* [Problem requirements]
Lines that contain the string "Cleanup" are to be copied; leave out all others.

* [Records to process]

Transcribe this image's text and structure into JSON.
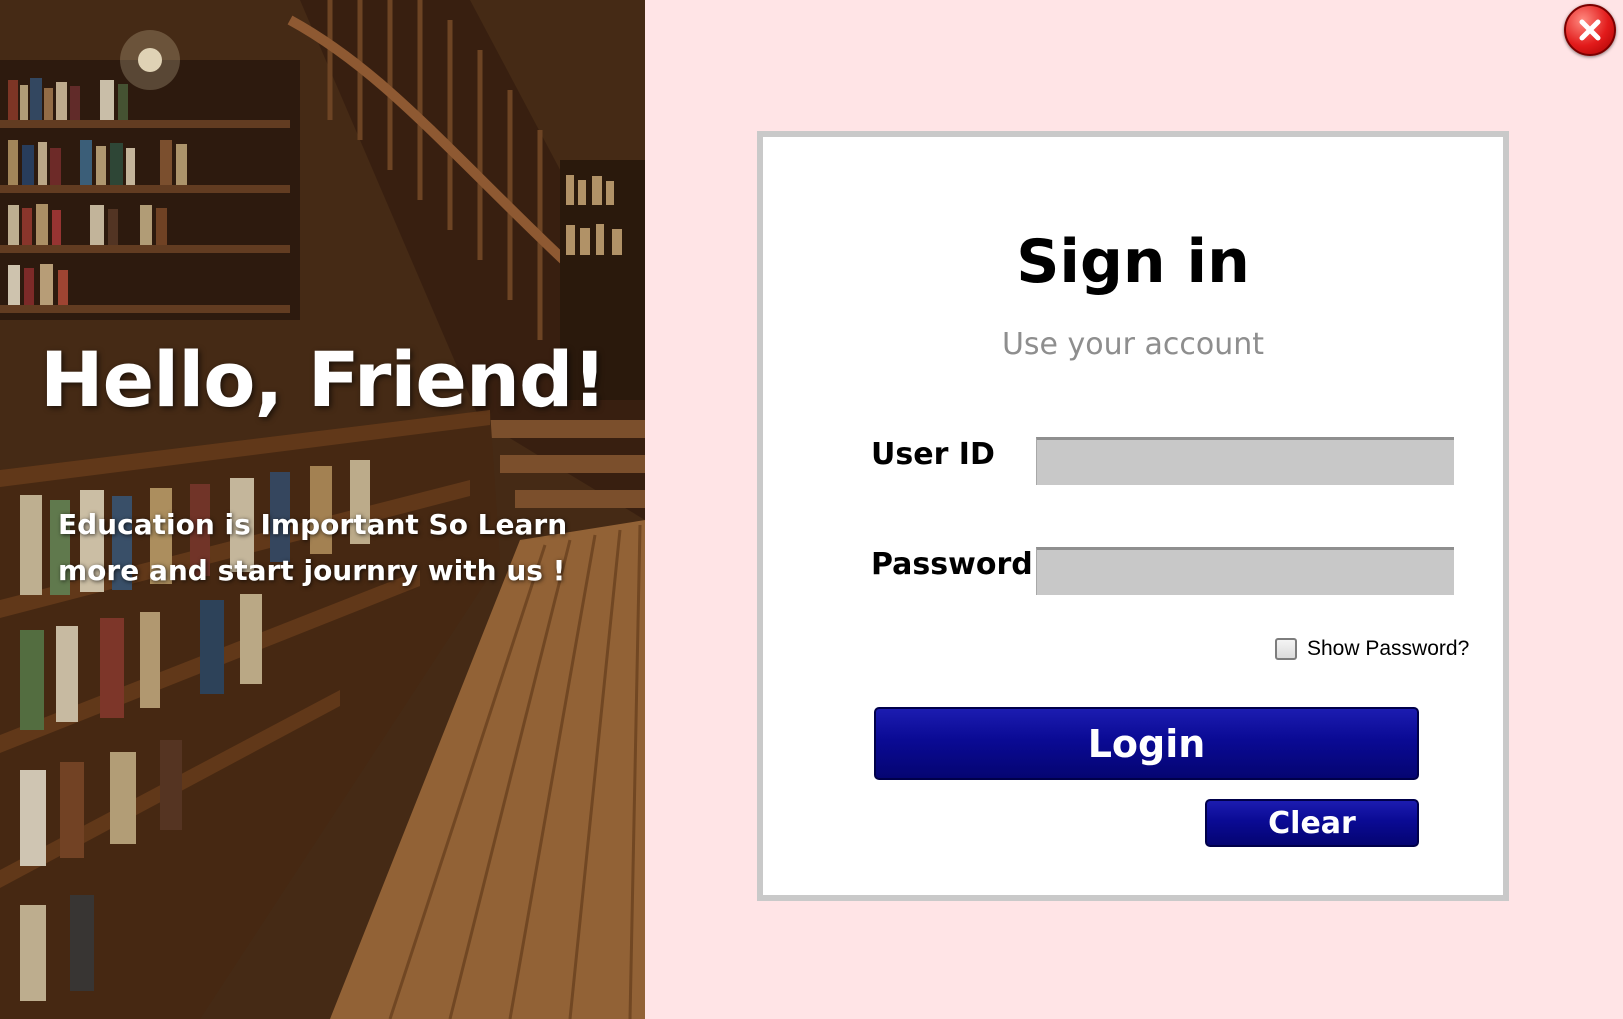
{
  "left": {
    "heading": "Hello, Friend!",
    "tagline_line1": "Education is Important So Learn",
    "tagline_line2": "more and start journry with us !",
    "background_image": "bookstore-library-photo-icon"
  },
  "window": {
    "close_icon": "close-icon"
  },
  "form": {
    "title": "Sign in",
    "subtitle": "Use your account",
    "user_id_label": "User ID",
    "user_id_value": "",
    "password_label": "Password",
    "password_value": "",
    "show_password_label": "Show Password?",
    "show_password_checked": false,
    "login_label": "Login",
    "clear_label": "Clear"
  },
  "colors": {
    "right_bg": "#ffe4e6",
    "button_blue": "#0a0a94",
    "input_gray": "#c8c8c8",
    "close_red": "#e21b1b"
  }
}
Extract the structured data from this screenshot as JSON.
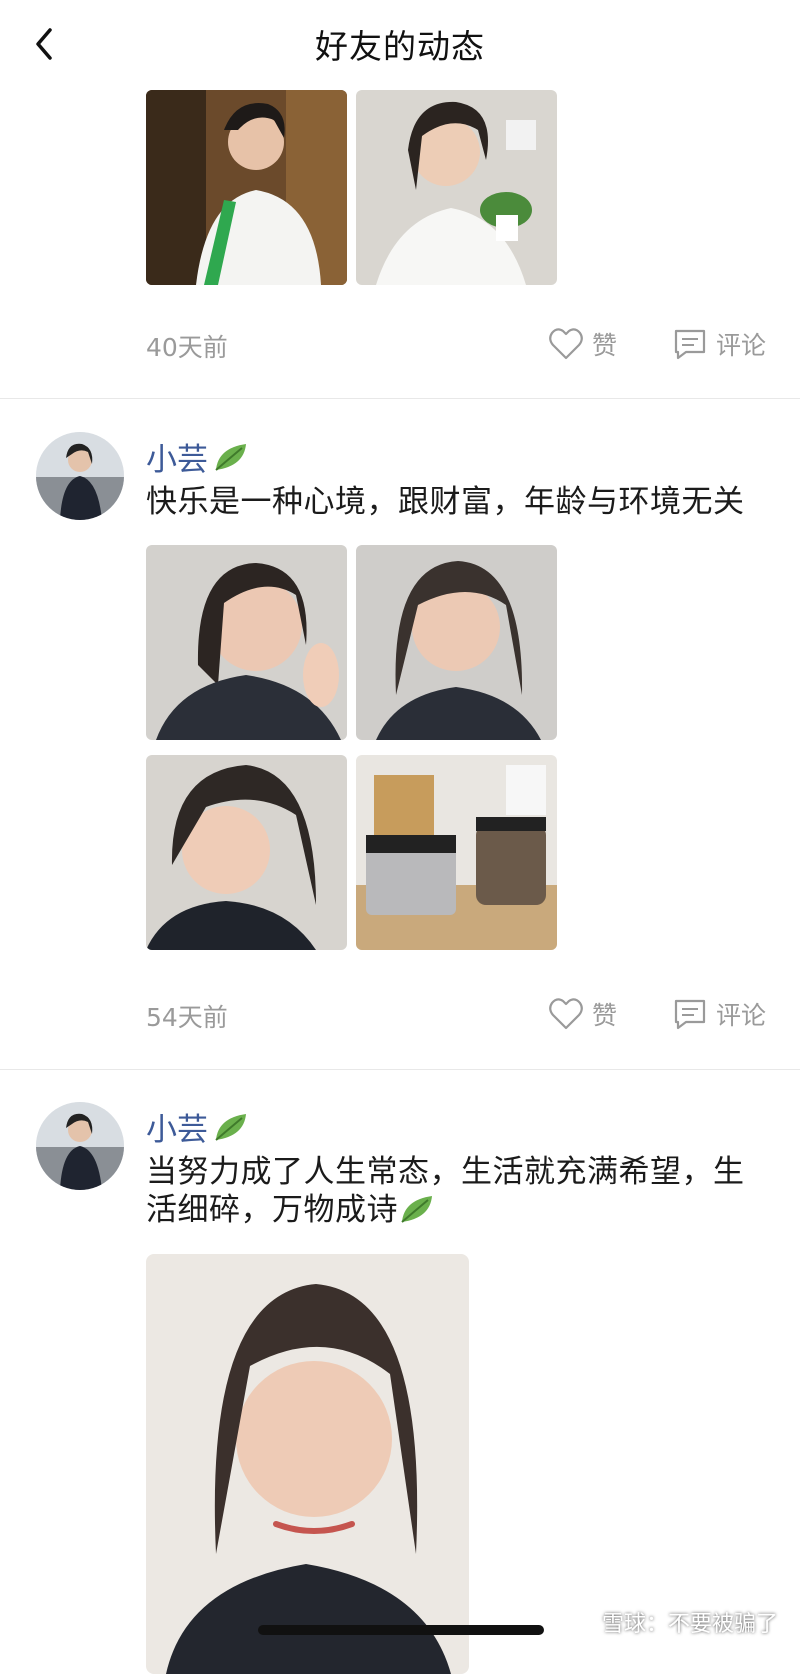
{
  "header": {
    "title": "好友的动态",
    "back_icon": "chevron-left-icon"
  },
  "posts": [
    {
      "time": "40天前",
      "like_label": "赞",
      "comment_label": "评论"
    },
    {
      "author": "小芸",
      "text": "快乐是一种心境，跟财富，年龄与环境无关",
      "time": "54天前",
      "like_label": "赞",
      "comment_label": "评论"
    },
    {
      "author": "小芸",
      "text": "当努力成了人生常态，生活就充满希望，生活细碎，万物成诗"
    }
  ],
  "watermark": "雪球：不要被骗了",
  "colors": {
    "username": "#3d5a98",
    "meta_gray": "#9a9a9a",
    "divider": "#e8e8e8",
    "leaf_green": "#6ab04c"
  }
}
--
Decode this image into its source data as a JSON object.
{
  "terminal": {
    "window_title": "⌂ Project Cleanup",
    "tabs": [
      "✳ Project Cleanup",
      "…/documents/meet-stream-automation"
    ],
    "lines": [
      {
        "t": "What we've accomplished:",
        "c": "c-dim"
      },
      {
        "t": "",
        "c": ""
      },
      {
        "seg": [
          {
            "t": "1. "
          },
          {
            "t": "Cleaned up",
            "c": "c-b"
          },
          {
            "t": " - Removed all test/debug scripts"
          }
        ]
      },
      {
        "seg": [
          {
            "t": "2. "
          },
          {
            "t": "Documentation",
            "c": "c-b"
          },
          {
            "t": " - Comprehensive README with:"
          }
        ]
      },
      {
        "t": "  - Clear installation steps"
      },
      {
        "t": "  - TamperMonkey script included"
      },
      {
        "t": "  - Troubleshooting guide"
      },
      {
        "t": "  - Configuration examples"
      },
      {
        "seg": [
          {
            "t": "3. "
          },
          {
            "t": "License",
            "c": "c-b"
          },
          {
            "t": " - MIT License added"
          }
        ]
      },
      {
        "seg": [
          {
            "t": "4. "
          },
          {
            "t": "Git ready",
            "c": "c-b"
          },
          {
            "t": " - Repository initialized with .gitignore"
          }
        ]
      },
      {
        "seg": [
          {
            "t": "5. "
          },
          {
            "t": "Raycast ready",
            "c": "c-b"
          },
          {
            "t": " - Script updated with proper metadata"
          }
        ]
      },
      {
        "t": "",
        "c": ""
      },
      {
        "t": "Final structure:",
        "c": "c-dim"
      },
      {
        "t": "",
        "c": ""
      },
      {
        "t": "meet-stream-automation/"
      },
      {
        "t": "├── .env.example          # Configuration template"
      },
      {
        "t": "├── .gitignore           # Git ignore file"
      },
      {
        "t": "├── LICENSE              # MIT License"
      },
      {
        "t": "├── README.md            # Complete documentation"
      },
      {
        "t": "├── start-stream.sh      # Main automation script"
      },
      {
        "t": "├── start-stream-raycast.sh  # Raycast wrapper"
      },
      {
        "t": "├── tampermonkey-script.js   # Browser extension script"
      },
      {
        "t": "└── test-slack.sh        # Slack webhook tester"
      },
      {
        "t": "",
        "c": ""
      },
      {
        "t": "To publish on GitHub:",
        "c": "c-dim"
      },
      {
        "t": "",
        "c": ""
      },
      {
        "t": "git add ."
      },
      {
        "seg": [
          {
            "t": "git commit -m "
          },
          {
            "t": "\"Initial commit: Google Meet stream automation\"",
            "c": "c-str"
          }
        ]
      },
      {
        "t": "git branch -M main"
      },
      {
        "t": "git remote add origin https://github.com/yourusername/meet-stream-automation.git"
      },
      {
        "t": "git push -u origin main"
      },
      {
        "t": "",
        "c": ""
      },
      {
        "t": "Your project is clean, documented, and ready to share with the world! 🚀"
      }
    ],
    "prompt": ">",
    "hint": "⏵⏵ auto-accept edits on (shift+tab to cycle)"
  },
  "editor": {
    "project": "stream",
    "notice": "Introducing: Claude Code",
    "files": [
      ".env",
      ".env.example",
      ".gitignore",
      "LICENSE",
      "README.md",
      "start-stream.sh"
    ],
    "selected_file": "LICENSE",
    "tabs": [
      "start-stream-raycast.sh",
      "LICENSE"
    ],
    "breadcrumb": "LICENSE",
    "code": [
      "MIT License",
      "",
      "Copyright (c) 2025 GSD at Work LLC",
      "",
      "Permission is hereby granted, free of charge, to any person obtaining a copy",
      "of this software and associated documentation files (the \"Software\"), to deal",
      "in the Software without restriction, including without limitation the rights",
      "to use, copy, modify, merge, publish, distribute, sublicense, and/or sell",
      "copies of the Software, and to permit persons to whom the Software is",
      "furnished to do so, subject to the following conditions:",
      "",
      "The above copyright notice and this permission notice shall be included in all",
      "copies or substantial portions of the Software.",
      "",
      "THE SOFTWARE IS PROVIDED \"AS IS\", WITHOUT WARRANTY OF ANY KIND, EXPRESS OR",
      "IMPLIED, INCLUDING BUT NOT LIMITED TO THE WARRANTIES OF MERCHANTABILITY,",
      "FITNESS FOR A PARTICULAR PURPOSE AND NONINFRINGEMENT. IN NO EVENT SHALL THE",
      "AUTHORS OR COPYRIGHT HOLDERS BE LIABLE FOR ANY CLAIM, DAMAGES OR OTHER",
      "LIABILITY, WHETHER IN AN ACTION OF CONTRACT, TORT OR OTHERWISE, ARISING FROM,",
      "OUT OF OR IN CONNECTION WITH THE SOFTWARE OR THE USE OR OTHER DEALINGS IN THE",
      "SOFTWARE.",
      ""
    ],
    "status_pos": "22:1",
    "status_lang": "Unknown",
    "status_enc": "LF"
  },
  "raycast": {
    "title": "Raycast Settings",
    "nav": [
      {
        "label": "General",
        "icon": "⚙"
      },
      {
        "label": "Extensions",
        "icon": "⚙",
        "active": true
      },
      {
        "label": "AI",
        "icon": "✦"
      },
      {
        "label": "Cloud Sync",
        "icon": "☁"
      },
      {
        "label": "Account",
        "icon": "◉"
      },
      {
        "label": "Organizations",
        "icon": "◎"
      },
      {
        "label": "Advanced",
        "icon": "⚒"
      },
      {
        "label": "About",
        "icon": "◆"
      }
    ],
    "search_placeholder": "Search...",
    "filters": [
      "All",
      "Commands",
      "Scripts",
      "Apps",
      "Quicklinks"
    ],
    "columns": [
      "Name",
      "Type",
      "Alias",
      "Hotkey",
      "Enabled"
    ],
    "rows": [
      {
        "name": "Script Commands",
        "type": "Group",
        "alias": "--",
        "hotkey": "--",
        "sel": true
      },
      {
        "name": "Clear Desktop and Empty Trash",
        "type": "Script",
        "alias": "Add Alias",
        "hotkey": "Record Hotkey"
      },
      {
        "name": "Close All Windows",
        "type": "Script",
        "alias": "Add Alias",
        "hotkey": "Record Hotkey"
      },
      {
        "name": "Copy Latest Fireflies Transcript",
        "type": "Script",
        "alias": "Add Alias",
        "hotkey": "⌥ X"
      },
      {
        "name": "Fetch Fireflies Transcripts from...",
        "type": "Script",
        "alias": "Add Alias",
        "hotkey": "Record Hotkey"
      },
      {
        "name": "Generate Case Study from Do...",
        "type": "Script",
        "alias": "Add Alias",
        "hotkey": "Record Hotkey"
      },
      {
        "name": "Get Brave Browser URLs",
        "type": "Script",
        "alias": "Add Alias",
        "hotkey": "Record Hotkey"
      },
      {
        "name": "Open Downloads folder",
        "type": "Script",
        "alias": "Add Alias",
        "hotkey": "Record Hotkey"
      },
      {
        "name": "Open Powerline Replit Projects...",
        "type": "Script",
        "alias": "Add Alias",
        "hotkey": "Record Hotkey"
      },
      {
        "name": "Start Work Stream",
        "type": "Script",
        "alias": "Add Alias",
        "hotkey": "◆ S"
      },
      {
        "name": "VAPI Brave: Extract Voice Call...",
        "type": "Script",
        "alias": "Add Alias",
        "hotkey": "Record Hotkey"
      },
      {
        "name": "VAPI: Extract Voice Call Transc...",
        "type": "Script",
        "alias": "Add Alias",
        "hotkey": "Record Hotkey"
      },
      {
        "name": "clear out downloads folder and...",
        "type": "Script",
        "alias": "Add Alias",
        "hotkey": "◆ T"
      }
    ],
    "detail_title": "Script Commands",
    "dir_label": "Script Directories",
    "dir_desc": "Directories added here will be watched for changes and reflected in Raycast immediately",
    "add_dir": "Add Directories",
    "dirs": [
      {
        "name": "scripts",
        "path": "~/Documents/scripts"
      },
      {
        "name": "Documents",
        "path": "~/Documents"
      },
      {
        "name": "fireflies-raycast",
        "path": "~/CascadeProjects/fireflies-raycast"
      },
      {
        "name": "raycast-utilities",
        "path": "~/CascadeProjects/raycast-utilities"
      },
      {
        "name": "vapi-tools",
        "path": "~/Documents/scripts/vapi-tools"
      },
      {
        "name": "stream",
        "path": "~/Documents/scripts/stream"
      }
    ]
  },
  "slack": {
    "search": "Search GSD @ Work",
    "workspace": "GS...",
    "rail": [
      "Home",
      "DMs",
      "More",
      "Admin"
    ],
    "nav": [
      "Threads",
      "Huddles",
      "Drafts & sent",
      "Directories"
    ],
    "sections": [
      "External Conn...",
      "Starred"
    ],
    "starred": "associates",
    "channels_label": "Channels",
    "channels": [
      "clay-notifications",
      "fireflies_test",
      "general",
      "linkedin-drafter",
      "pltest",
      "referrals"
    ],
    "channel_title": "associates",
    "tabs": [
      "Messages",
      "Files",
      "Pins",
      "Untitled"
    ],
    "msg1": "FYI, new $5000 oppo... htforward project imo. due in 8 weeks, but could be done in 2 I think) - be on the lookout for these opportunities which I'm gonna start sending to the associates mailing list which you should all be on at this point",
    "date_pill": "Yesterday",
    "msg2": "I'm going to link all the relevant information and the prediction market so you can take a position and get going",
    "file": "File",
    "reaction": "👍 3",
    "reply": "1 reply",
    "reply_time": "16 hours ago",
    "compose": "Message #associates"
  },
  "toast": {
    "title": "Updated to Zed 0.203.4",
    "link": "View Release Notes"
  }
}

* [Completed exercise]
    "window_title": "⌂ Project Cleanup",
      "✳ Project Cleanup",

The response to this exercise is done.